--- START Supplied entries ---
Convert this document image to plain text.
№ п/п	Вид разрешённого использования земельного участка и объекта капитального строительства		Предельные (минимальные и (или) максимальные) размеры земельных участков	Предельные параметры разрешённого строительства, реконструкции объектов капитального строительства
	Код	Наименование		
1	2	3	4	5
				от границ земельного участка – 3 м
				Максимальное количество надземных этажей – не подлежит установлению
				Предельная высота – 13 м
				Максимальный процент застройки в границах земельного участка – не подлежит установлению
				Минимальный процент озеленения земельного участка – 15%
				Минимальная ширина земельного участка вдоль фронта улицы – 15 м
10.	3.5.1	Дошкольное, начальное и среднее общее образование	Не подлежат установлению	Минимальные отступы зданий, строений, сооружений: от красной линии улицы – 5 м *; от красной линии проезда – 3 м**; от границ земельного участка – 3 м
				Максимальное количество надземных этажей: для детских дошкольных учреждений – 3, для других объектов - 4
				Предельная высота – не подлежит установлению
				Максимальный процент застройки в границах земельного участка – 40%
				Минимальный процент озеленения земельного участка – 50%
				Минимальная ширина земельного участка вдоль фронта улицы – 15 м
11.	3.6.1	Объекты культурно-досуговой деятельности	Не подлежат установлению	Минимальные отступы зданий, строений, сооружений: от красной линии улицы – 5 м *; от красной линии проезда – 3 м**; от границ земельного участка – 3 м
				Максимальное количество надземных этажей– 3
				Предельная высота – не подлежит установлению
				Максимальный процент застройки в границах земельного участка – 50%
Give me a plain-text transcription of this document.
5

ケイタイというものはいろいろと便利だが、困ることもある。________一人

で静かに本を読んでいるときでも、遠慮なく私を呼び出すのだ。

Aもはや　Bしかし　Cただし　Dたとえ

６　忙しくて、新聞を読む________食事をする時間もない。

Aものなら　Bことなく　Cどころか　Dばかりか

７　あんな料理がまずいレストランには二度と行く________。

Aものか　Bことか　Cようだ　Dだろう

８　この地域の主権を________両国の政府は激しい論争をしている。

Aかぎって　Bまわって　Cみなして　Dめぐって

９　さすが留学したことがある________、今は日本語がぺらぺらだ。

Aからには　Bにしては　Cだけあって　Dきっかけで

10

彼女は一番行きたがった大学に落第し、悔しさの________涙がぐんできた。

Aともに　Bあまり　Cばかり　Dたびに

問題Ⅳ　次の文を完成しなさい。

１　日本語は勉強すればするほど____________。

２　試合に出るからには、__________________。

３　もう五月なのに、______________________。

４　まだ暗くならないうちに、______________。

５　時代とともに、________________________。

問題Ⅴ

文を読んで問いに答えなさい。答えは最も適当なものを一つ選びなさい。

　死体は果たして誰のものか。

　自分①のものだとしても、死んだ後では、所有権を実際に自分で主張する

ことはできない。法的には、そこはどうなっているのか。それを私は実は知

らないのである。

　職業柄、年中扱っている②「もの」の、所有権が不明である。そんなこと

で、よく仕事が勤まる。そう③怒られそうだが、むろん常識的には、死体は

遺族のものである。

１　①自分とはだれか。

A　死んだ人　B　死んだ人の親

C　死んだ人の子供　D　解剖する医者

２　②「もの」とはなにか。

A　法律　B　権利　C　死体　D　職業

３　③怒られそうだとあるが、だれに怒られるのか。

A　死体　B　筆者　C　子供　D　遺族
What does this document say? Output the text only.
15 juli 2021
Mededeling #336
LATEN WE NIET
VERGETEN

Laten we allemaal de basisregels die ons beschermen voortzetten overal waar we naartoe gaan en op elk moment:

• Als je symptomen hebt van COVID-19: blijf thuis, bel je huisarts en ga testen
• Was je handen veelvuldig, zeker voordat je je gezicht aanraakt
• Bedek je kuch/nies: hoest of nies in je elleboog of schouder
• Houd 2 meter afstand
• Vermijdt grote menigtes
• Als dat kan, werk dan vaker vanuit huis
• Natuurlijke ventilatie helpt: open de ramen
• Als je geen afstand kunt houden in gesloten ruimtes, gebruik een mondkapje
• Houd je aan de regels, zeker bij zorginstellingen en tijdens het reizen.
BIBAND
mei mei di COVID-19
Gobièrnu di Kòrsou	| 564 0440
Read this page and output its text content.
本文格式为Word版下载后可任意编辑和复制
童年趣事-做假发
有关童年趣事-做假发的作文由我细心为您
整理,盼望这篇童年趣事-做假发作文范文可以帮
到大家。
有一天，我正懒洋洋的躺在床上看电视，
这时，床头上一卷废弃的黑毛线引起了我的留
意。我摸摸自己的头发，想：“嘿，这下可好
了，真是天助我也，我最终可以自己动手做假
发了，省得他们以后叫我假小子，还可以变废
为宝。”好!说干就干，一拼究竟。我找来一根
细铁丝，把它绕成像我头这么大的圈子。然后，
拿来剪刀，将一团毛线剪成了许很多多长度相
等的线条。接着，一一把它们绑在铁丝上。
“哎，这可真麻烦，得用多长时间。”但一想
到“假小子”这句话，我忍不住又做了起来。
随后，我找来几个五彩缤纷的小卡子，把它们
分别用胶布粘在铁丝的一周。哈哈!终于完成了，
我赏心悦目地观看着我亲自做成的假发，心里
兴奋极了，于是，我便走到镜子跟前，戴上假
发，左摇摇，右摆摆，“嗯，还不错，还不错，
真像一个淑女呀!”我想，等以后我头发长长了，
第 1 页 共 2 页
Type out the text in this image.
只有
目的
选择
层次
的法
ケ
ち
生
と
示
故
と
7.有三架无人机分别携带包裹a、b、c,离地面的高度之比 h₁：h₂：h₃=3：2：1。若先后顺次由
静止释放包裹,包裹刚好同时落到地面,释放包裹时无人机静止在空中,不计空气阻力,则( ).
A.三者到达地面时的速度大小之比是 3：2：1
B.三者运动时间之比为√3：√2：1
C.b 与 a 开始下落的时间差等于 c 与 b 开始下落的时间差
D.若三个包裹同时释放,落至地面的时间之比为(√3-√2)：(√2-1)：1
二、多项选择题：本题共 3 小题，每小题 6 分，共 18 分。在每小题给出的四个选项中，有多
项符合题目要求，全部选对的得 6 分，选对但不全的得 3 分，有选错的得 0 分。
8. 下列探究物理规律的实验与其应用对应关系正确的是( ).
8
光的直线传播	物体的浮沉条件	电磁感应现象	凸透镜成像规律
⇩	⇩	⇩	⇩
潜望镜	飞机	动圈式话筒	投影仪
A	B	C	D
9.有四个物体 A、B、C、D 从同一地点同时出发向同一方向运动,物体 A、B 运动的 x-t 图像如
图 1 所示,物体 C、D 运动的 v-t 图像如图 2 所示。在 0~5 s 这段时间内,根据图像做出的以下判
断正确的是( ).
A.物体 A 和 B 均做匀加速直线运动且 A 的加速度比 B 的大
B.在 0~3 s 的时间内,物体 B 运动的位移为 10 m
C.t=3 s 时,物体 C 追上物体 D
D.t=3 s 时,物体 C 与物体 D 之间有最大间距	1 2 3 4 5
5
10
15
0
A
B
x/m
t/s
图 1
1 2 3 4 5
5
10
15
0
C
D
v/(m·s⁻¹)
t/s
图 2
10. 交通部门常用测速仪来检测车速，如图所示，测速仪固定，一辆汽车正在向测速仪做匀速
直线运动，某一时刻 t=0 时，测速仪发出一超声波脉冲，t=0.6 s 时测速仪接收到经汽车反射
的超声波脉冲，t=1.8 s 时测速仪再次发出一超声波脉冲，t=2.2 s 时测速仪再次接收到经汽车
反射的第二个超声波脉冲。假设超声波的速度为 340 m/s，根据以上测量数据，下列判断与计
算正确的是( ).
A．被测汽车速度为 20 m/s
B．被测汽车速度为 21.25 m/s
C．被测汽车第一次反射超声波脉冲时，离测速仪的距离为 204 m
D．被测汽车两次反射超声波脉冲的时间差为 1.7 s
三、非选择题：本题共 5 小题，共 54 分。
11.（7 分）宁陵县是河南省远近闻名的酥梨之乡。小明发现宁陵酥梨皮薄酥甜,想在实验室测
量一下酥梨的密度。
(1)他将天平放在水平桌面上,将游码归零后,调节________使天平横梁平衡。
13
--- END Supplied entries ---
### Problem to work on
Locate and copy each line in the data above that includes the word "озеленения".

### Solution to this exercise
				Минимальный процент озеленения земельного участка – 15%
				Минимальный процент озеленения земельного участка – 50%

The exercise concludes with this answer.